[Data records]
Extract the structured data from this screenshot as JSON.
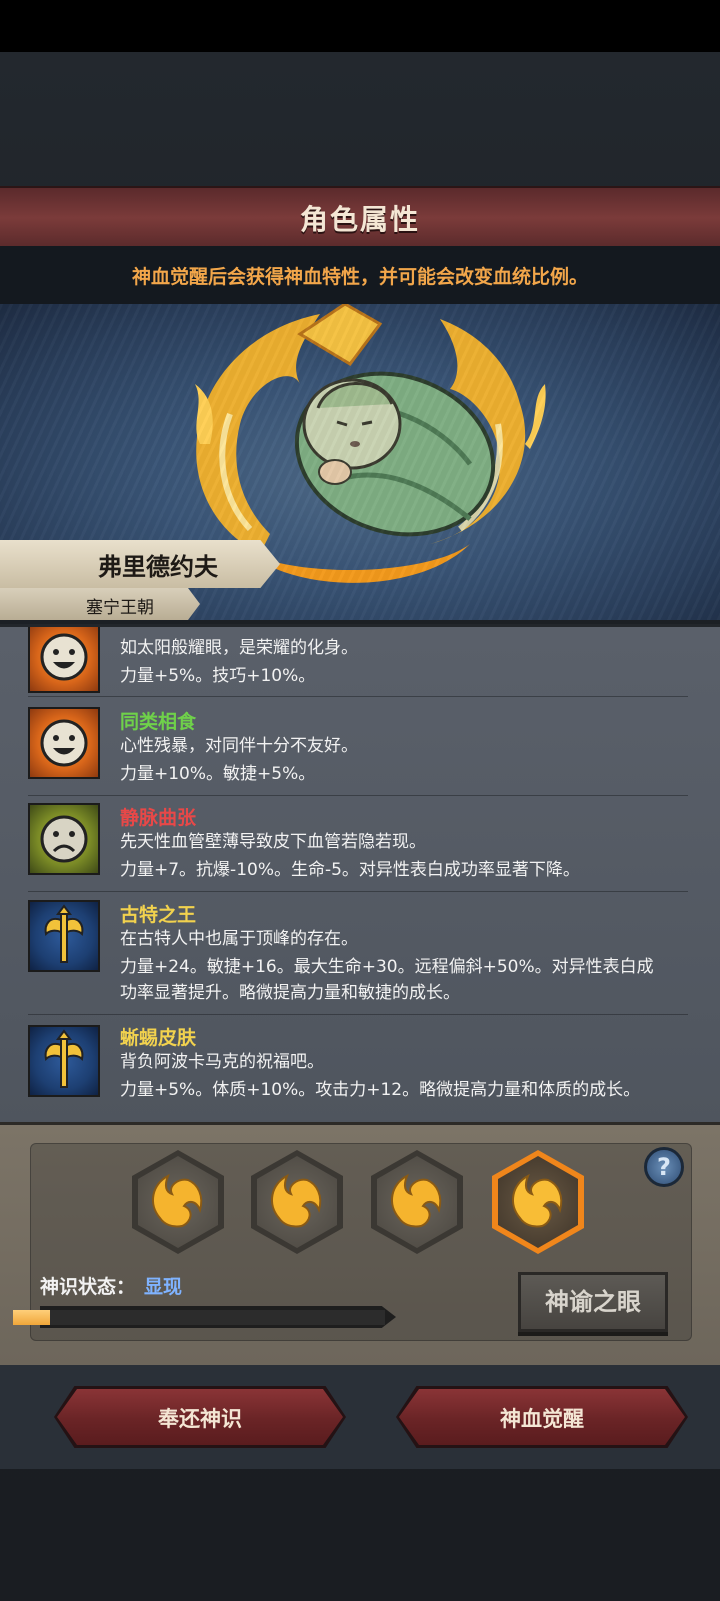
{
  "header": {
    "title": "角色属性",
    "subtitle": "神血觉醒后会获得神血特性，并可能会改变血统比例。"
  },
  "character": {
    "name": "弗里德约夫",
    "dynasty": "塞宁王朝"
  },
  "traits": [
    {
      "name": "",
      "name_color": "#6fd14a",
      "icon": "happy-face-icon",
      "lines": [
        "如太阳般耀眼，是荣耀的化身。",
        "力量+5%。技巧+10%。"
      ]
    },
    {
      "name": "同类相食",
      "name_color": "#6fd14a",
      "icon": "happy-face-icon",
      "lines": [
        "心性残暴，对同伴十分不友好。",
        "力量+10%。敏捷+5%。"
      ]
    },
    {
      "name": "静脉曲张",
      "name_color": "#e84848",
      "icon": "sad-face-icon",
      "lines": [
        "先天性血管壁薄导致皮下血管若隐若现。",
        "力量+7。抗爆-10%。生命-5。对异性表白成功率显著下降。"
      ]
    },
    {
      "name": "古特之王",
      "name_color": "#f2d24e",
      "icon": "axe-icon",
      "lines": [
        "在古特人中也属于顶峰的存在。",
        "力量+24。敏捷+16。最大生命+30。远程偏斜+50%。对异性表白成",
        "功率显著提升。略微提高力量和敏捷的成长。"
      ]
    },
    {
      "name": "蜥蜴皮肤",
      "name_color": "#f2d24e",
      "icon": "axe-icon",
      "lines": [
        "背负阿波卡马克的祝福吧。",
        "力量+5%。体质+10%。攻击力+12。略微提高力量和体质的成长。"
      ]
    }
  ],
  "divine": {
    "status_label": "神识状态：",
    "status_value": "显现",
    "progress": 0.1,
    "slots_total": 4,
    "active_slot": 4,
    "help_label": "?",
    "oracle_button": "神谕之眼"
  },
  "footer": {
    "return_button": "奉还神识",
    "awaken_button": "神血觉醒"
  },
  "colors": {
    "title_bar": "#6e3434",
    "subtitle_text": "#f2a64a",
    "progress_fill": "#f0a63a",
    "active_hex_border": "#f0861b"
  }
}
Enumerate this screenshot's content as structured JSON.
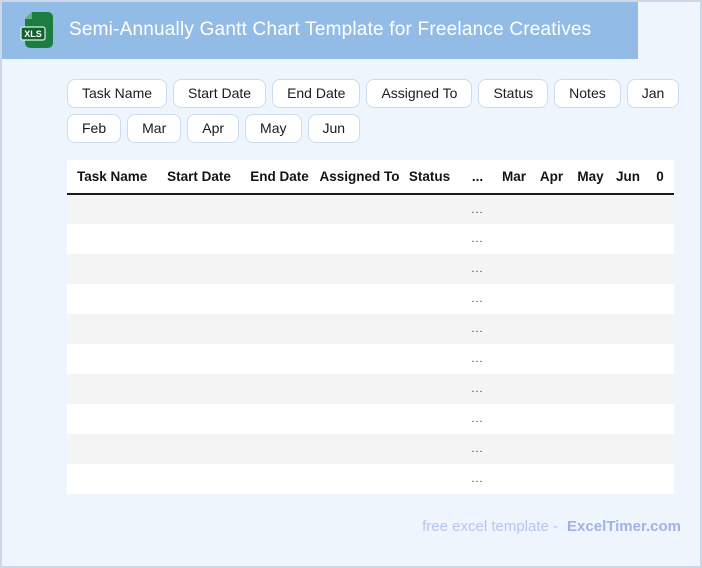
{
  "header": {
    "title": "Semi-Annually Gantt Chart Template for Freelance Creatives",
    "icon_label": "XLS"
  },
  "chips": [
    "Task Name",
    "Start Date",
    "End Date",
    "Assigned To",
    "Status",
    "Notes",
    "Jan",
    "Feb",
    "Mar",
    "Apr",
    "May",
    "Jun"
  ],
  "table": {
    "columns": [
      "Task Name",
      "Start Date",
      "End Date",
      "Assigned To",
      "Status",
      "...",
      "Mar",
      "Apr",
      "May",
      "Jun",
      "0"
    ],
    "rows": [
      [
        "",
        "",
        "",
        "",
        "",
        "...",
        "",
        "",
        "",
        "",
        ""
      ],
      [
        "",
        "",
        "",
        "",
        "",
        "...",
        "",
        "",
        "",
        "",
        ""
      ],
      [
        "",
        "",
        "",
        "",
        "",
        "...",
        "",
        "",
        "",
        "",
        ""
      ],
      [
        "",
        "",
        "",
        "",
        "",
        "...",
        "",
        "",
        "",
        "",
        ""
      ],
      [
        "",
        "",
        "",
        "",
        "",
        "...",
        "",
        "",
        "",
        "",
        ""
      ],
      [
        "",
        "",
        "",
        "",
        "",
        "...",
        "",
        "",
        "",
        "",
        ""
      ],
      [
        "",
        "",
        "",
        "",
        "",
        "...",
        "",
        "",
        "",
        "",
        ""
      ],
      [
        "",
        "",
        "",
        "",
        "",
        "...",
        "",
        "",
        "",
        "",
        ""
      ],
      [
        "",
        "",
        "",
        "",
        "",
        "...",
        "",
        "",
        "",
        "",
        ""
      ],
      [
        "",
        "",
        "",
        "",
        "",
        "...",
        "",
        "",
        "",
        "",
        ""
      ]
    ]
  },
  "footer": {
    "lead": "free excel template -",
    "brand": "ExcelTimer.com"
  },
  "colors": {
    "banner": "#92bce6",
    "page_bg": "#eef5fd",
    "page_border": "#ccd8e8",
    "chip_border": "#ccdcee",
    "stripe": "#f4f4f5",
    "header_rule": "#1a1a1a",
    "footer_text": "#b8c5f0",
    "footer_brand": "#a1b1ec",
    "icon_green": "#1b7d3f"
  }
}
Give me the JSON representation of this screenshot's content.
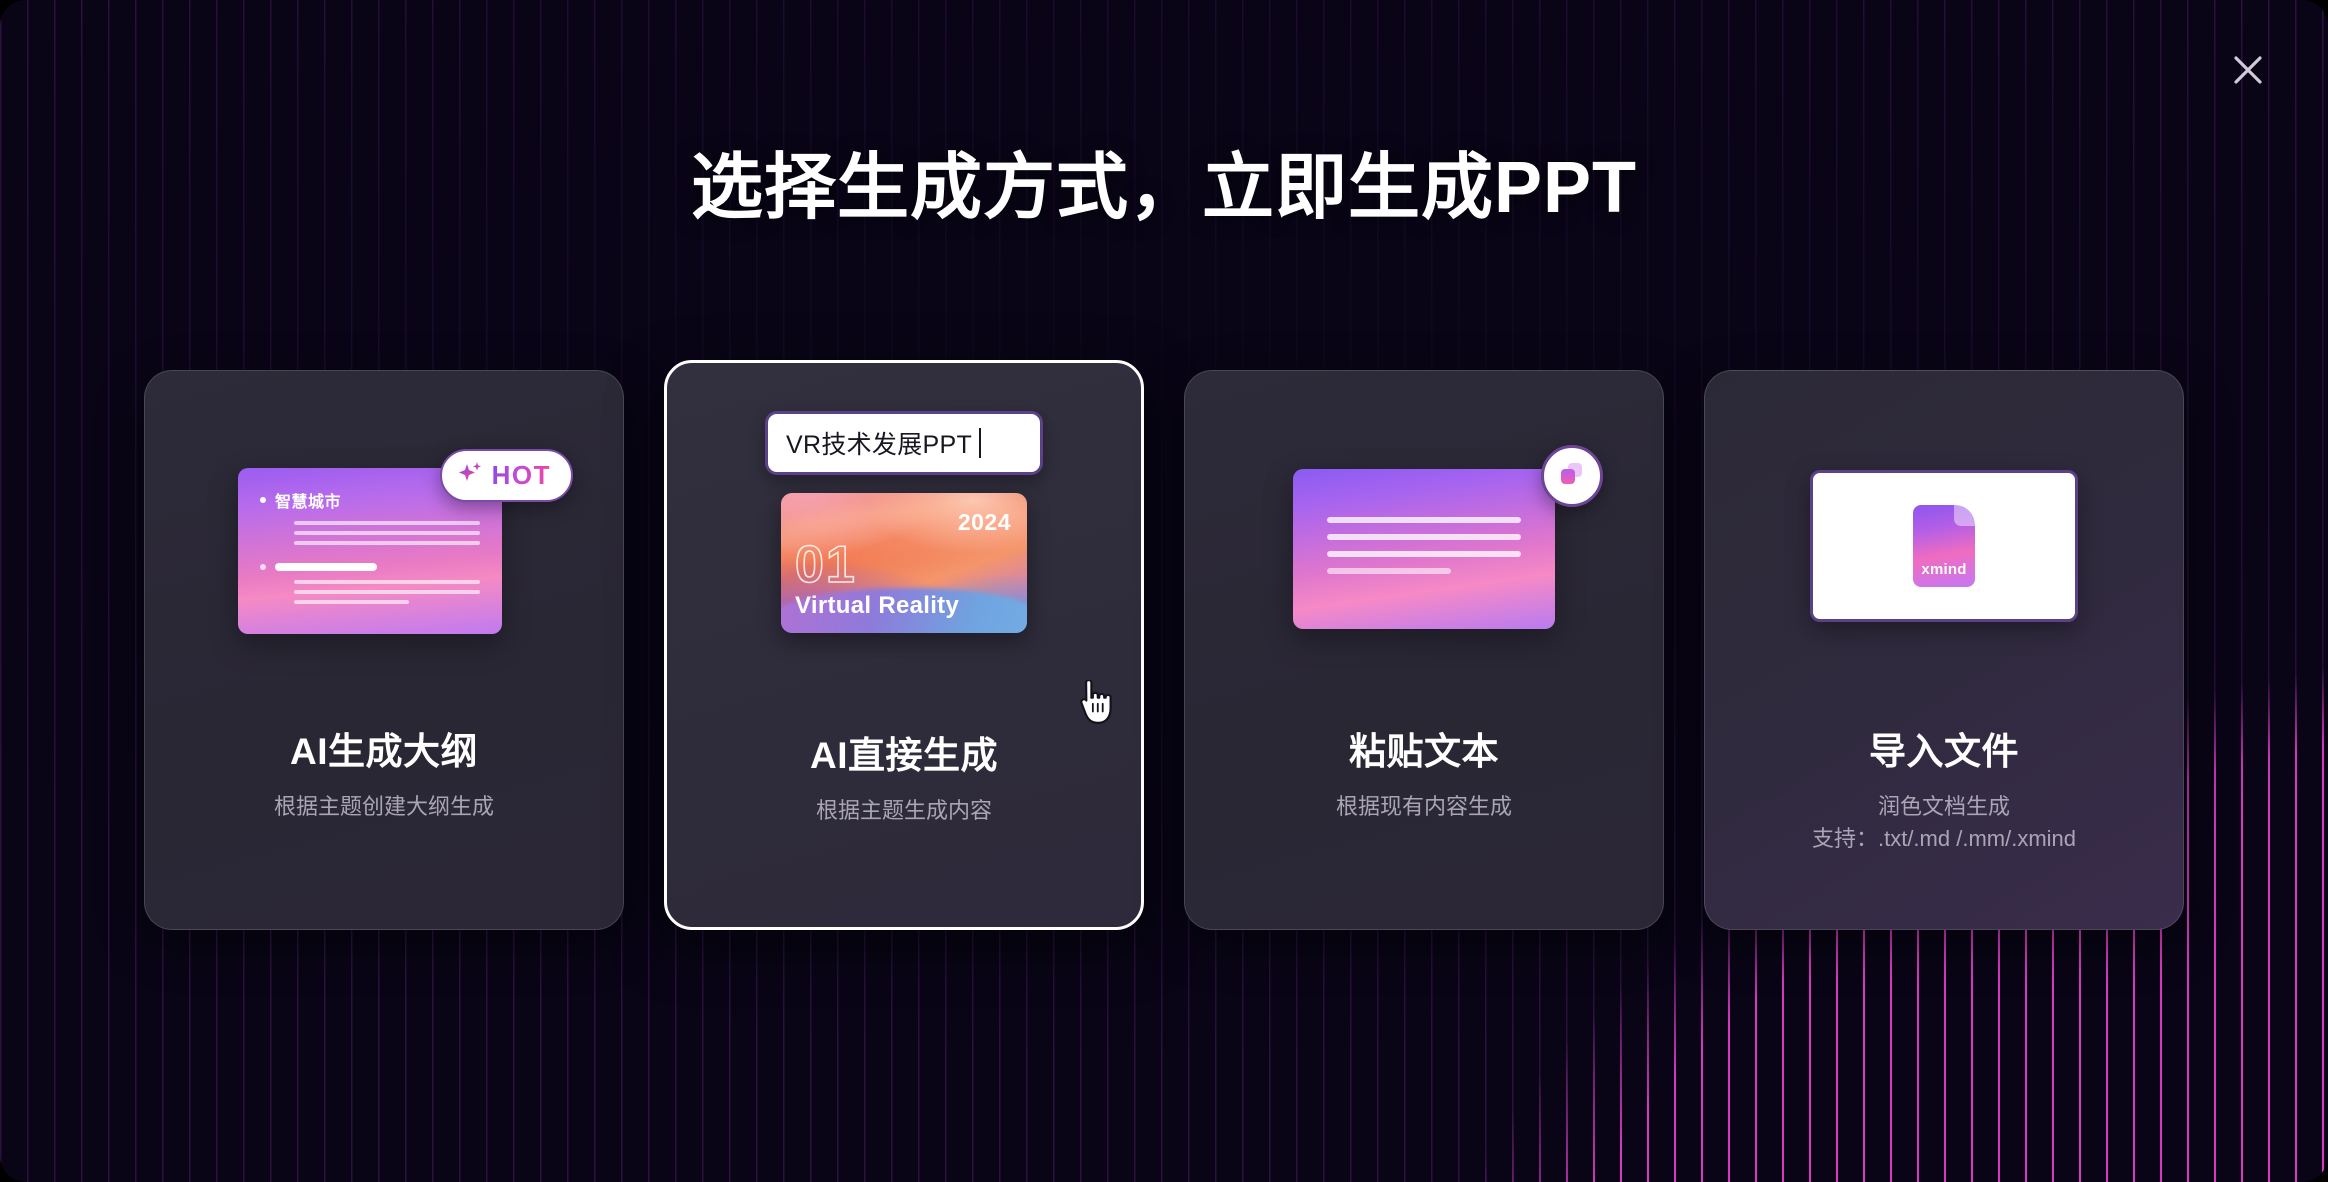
{
  "header": {
    "title": "选择生成方式，立即生成PPT",
    "close_icon": "close-x-icon"
  },
  "cards": [
    {
      "id": "ai-outline",
      "title": "AI生成大纲",
      "subtitle": "根据主题创建大纲生成",
      "subtitle2": "",
      "selected": false,
      "badge": {
        "label": "HOT",
        "icon": "sparkle-icon"
      },
      "art": {
        "kind": "outline-mock",
        "heading": "智慧城市"
      }
    },
    {
      "id": "ai-direct",
      "title": "AI直接生成",
      "subtitle": "根据主题生成内容",
      "subtitle2": "",
      "selected": true,
      "art": {
        "kind": "prompt-and-slide",
        "input_value": "VR技术发展PPT",
        "slide_year": "2024",
        "slide_number": "01",
        "slide_label": "Virtual Reality"
      }
    },
    {
      "id": "paste-text",
      "title": "粘贴文本",
      "subtitle": "根据现有内容生成",
      "subtitle2": "",
      "selected": false,
      "badge": {
        "label": "",
        "icon": "copy-icon"
      },
      "art": {
        "kind": "text-mock"
      }
    },
    {
      "id": "import-file",
      "title": "导入文件",
      "subtitle": "润色文档生成",
      "subtitle2": "支持：.txt/.md /.mm/.xmind",
      "selected": false,
      "art": {
        "kind": "file-mock",
        "file_label": "xmind"
      }
    }
  ],
  "cursor": {
    "icon": "hand-pointer-cursor"
  },
  "colors": {
    "background": "#090516",
    "line_dim": "#963cbe",
    "line_bright": "#e23cc8",
    "card_bg": "#2b2736",
    "selected_border": "#ffffff",
    "accent_purple": "#8b4ae8",
    "accent_pink": "#f0469c",
    "text_primary": "#ffffff",
    "text_secondary": "#a9a5b5"
  }
}
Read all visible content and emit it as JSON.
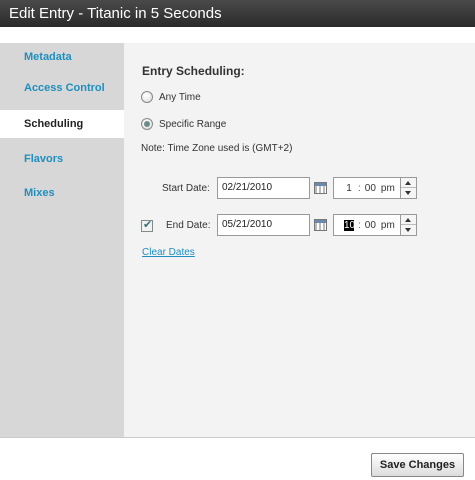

WHAT YOU HAVE TO DO:
Repeat the preceding records precisely, and leave every picture out of the copy.

RESPONSE TO THE TASK:
Extract the structured data from this screenshot as JSON.
{
  "header": {
    "title": "角色属性",
    "subtitle": "神血觉醒后会获得神血特性，并可能会改变血统比例。"
  },
  "character": {
    "name": "弗里德约夫",
    "dynasty": "塞宁王朝"
  },
  "traits": [
    {
      "name": "",
      "name_color": "#6fd14a",
      "icon": "happy-face-icon",
      "lines": [
        "如太阳般耀眼，是荣耀的化身。",
        "力量+5%。技巧+10%。"
      ]
    },
    {
      "name": "同类相食",
      "name_color": "#6fd14a",
      "icon": "happy-face-icon",
      "lines": [
        "心性残暴，对同伴十分不友好。",
        "力量+10%。敏捷+5%。"
      ]
    },
    {
      "name": "静脉曲张",
      "name_color": "#e84848",
      "icon": "sad-face-icon",
      "lines": [
        "先天性血管壁薄导致皮下血管若隐若现。",
        "力量+7。抗爆-10%。生命-5。对异性表白成功率显著下降。"
      ]
    },
    {
      "name": "古特之王",
      "name_color": "#f2d24e",
      "icon": "axe-icon",
      "lines": [
        "在古特人中也属于顶峰的存在。",
        "力量+24。敏捷+16。最大生命+30。远程偏斜+50%。对异性表白成",
        "功率显著提升。略微提高力量和敏捷的成长。"
      ]
    },
    {
      "name": "蜥蜴皮肤",
      "name_color": "#f2d24e",
      "icon": "axe-icon",
      "lines": [
        "背负阿波卡马克的祝福吧。",
        "力量+5%。体质+10%。攻击力+12。略微提高力量和体质的成长。"
      ]
    }
  ],
  "divine": {
    "status_label": "神识状态：",
    "status_value": "显现",
    "progress": 0.1,
    "slots_total": 4,
    "active_slot": 4,
    "help_label": "?",
    "oracle_button": "神谕之眼"
  },
  "footer": {
    "return_button": "奉还神识",
    "awaken_button": "神血觉醒"
  },
  "colors": {
    "title_bar": "#6e3434",
    "subtitle_text": "#f2a64a",
    "progress_fill": "#f0a63a",
    "active_hex_border": "#f0861b"
  }
}
Enumerate this screenshot's content as structured JSON.
{
  "header": {
    "title": "Semi-Annually Gantt Chart Template for Freelance Creatives",
    "icon_label": "XLS"
  },
  "chips": [
    "Task Name",
    "Start Date",
    "End Date",
    "Assigned To",
    "Status",
    "Notes",
    "Jan",
    "Feb",
    "Mar",
    "Apr",
    "May",
    "Jun"
  ],
  "table": {
    "columns": [
      "Task Name",
      "Start Date",
      "End Date",
      "Assigned To",
      "Status",
      "...",
      "Mar",
      "Apr",
      "May",
      "Jun",
      "0"
    ],
    "rows": [
      [
        "",
        "",
        "",
        "",
        "",
        "...",
        "",
        "",
        "",
        "",
        ""
      ],
      [
        "",
        "",
        "",
        "",
        "",
        "...",
        "",
        "",
        "",
        "",
        ""
      ],
      [
        "",
        "",
        "",
        "",
        "",
        "...",
        "",
        "",
        "",
        "",
        ""
      ],
      [
        "",
        "",
        "",
        "",
        "",
        "...",
        "",
        "",
        "",
        "",
        ""
      ],
      [
        "",
        "",
        "",
        "",
        "",
        "...",
        "",
        "",
        "",
        "",
        ""
      ],
      [
        "",
        "",
        "",
        "",
        "",
        "...",
        "",
        "",
        "",
        "",
        ""
      ],
      [
        "",
        "",
        "",
        "",
        "",
        "...",
        "",
        "",
        "",
        "",
        ""
      ],
      [
        "",
        "",
        "",
        "",
        "",
        "...",
        "",
        "",
        "",
        "",
        ""
      ],
      [
        "",
        "",
        "",
        "",
        "",
        "...",
        "",
        "",
        "",
        "",
        ""
      ],
      [
        "",
        "",
        "",
        "",
        "",
        "...",
        "",
        "",
        "",
        "",
        ""
      ]
    ]
  },
  "footer": {
    "lead": "free excel template -",
    "brand": "ExcelTimer.com"
  },
  "colors": {
    "banner": "#92bce6",
    "page_bg": "#eef5fd",
    "page_border": "#ccd8e8",
    "chip_border": "#ccdcee",
    "stripe": "#f4f4f5",
    "header_rule": "#1a1a1a",
    "footer_text": "#b8c5f0",
    "footer_brand": "#a1b1ec",
    "icon_green": "#1b7d3f"
  }
}
Give me the JSON representation of this screenshot's content.
{
  "header": {
    "title": "选择生成方式，立即生成PPT",
    "close_icon": "close-x-icon"
  },
  "cards": [
    {
      "id": "ai-outline",
      "title": "AI生成大纲",
      "subtitle": "根据主题创建大纲生成",
      "subtitle2": "",
      "selected": false,
      "badge": {
        "label": "HOT",
        "icon": "sparkle-icon"
      },
      "art": {
        "kind": "outline-mock",
        "heading": "智慧城市"
      }
    },
    {
      "id": "ai-direct",
      "title": "AI直接生成",
      "subtitle": "根据主题生成内容",
      "subtitle2": "",
      "selected": true,
      "art": {
        "kind": "prompt-and-slide",
        "input_value": "VR技术发展PPT",
        "slide_year": "2024",
        "slide_number": "01",
        "slide_label": "Virtual Reality"
      }
    },
    {
      "id": "paste-text",
      "title": "粘贴文本",
      "subtitle": "根据现有内容生成",
      "subtitle2": "",
      "selected": false,
      "badge": {
        "label": "",
        "icon": "copy-icon"
      },
      "art": {
        "kind": "text-mock"
      }
    },
    {
      "id": "import-file",
      "title": "导入文件",
      "subtitle": "润色文档生成",
      "subtitle2": "支持：.txt/.md /.mm/.xmind",
      "selected": false,
      "art": {
        "kind": "file-mock",
        "file_label": "xmind"
      }
    }
  ],
  "cursor": {
    "icon": "hand-pointer-cursor"
  },
  "colors": {
    "background": "#090516",
    "line_dim": "#963cbe",
    "line_bright": "#e23cc8",
    "card_bg": "#2b2736",
    "selected_border": "#ffffff",
    "accent_purple": "#8b4ae8",
    "accent_pink": "#f0469c",
    "text_primary": "#ffffff",
    "text_secondary": "#a9a5b5"
  }
}
Read all visible content and emit it as JSON.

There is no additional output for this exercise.